Task:
Wherever a line holds the string "frac", copy that line.

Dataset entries
┌──

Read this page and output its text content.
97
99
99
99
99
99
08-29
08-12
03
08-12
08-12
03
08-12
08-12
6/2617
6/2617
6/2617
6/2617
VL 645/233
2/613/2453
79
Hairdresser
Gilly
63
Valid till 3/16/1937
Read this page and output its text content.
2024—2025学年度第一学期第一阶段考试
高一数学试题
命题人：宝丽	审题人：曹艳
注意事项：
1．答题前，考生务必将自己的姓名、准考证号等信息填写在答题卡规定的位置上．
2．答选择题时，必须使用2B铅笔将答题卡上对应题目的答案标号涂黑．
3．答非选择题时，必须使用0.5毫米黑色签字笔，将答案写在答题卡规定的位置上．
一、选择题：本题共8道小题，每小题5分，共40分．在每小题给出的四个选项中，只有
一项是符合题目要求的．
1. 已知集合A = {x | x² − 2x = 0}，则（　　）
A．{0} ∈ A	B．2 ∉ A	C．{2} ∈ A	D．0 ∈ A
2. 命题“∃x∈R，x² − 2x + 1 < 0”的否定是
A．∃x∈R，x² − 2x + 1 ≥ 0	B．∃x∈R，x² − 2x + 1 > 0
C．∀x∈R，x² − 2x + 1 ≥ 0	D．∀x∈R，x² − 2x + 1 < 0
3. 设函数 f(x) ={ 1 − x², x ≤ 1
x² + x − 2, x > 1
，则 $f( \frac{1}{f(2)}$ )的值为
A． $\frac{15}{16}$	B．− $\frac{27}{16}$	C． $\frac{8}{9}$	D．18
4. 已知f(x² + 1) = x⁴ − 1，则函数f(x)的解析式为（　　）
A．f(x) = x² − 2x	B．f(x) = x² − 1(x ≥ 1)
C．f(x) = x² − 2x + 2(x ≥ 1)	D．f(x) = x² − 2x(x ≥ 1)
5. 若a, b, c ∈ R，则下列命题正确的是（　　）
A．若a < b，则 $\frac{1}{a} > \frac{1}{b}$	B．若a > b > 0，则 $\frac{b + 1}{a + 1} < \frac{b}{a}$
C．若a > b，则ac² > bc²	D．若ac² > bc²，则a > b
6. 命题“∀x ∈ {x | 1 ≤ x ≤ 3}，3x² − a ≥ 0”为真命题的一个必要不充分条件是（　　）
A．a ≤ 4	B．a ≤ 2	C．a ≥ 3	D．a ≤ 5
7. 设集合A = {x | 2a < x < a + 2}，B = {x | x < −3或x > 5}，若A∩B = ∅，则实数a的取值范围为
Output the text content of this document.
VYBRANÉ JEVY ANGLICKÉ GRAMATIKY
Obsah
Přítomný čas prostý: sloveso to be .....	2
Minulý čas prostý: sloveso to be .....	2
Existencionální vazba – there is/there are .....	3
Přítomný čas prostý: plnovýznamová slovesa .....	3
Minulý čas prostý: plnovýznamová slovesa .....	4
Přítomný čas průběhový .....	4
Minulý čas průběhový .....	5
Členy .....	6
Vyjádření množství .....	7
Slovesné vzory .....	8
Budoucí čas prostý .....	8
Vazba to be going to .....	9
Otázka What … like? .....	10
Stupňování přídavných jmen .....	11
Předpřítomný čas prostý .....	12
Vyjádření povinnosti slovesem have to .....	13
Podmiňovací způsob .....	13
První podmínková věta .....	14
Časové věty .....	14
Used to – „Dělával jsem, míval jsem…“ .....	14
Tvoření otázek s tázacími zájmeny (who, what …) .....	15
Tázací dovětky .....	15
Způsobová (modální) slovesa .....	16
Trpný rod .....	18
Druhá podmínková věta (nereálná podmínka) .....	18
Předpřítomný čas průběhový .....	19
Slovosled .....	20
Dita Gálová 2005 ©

└──

Written solution:
，则 $f( \frac{1}{f(2)}$ )的值为
A． $\frac{15}{16}$	B．− $\frac{27}{16}$	C． $\frac{8}{9}$	D．18
A．若a < b，则 $\frac{1}{a} > \frac{1}{b}$	B．若a > b > 0，则 $\frac{b + 1}{a + 1} < \frac{b}{a}$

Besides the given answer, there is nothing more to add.